Dataset entries on figures
## BEGIN

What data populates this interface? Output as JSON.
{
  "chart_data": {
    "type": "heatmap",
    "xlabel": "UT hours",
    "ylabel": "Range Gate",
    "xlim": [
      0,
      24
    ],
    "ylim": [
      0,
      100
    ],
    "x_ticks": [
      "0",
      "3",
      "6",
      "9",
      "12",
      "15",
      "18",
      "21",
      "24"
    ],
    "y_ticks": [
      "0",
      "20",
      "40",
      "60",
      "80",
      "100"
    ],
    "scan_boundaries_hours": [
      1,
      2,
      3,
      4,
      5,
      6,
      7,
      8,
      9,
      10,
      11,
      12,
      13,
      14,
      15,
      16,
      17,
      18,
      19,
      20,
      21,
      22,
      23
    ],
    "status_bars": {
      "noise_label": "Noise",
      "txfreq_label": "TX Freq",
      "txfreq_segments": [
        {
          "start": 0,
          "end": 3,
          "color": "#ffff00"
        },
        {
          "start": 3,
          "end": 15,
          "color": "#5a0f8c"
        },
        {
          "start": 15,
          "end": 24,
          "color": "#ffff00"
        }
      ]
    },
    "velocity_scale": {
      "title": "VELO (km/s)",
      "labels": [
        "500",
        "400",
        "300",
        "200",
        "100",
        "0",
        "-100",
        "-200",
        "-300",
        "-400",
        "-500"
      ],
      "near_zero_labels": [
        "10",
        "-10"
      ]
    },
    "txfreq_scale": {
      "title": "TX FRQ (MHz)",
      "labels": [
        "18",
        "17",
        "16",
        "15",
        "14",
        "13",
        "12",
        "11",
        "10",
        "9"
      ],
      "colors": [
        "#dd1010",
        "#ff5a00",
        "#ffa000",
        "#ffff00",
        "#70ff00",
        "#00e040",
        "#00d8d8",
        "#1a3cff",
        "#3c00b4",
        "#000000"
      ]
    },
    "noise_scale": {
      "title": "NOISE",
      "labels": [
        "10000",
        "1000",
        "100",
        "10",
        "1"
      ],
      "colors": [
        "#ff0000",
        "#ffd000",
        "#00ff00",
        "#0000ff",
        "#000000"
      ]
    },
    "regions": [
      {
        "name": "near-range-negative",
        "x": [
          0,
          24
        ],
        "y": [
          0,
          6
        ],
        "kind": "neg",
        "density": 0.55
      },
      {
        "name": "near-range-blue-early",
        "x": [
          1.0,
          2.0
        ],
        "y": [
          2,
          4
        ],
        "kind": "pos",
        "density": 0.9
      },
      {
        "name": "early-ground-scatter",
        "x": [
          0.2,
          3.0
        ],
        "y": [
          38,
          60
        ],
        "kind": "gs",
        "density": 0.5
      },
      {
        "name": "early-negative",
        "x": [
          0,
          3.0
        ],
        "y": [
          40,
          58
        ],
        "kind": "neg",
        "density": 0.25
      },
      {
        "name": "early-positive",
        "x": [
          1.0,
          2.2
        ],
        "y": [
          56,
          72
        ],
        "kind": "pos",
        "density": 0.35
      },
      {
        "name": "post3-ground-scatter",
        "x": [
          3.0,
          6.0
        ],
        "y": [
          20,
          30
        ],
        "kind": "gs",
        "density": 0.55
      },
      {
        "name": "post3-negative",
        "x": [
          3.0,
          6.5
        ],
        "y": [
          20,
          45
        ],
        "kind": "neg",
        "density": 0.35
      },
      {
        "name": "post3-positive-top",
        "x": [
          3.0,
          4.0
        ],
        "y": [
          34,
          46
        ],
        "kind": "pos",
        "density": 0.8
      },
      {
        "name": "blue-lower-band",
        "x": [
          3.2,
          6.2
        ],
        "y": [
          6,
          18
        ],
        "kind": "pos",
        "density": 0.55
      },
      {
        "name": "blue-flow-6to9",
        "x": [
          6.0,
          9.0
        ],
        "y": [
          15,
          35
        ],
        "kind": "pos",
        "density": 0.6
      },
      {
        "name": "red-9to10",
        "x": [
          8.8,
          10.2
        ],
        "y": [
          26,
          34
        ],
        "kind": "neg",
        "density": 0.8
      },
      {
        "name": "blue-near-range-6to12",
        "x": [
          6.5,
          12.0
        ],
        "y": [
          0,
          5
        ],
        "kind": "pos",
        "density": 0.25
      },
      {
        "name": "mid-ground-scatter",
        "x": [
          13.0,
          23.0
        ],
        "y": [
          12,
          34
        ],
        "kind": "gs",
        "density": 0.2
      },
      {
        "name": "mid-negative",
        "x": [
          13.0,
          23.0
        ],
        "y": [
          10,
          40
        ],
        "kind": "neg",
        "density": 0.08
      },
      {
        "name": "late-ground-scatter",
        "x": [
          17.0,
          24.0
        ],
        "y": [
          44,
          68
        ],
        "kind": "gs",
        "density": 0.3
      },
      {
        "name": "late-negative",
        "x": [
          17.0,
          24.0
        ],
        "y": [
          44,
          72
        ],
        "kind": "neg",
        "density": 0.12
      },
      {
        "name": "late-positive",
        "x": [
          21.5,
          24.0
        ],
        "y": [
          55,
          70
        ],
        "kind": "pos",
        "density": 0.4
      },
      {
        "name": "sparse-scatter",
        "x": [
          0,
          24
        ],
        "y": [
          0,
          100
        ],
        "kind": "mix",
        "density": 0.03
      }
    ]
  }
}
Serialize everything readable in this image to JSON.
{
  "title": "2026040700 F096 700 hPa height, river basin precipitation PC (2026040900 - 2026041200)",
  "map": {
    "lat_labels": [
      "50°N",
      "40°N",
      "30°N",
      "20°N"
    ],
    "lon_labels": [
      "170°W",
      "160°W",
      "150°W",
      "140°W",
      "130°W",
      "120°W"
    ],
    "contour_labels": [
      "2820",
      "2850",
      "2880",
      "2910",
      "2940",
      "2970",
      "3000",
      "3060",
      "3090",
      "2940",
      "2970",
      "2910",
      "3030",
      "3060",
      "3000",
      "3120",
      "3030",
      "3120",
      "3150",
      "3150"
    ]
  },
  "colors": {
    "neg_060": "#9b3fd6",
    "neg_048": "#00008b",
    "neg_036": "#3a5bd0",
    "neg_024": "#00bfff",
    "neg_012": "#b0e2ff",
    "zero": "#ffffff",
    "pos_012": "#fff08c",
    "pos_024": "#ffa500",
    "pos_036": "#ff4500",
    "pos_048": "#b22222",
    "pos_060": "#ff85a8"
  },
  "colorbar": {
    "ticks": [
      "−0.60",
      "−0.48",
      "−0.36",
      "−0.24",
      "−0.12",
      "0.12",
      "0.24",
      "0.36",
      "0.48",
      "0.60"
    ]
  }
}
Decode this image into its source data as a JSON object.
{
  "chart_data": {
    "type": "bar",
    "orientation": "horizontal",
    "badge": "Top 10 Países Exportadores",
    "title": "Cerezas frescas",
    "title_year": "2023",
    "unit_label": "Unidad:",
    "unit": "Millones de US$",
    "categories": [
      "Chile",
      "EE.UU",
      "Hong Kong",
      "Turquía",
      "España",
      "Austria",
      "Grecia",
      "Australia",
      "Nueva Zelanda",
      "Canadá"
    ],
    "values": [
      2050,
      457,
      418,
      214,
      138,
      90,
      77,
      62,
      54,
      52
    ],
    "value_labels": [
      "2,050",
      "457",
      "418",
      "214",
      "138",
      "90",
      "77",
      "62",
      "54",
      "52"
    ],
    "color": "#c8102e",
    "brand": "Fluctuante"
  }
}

## END

■ **Stated goal**
Pick each line holding the word "blue" out of the listing.

■ **Answer to this exercise**
        "name": "near-range-blue-early",
        "name": "blue-lower-band",
        "name": "blue-flow-6to9",
        "name": "blue-near-range-6to12",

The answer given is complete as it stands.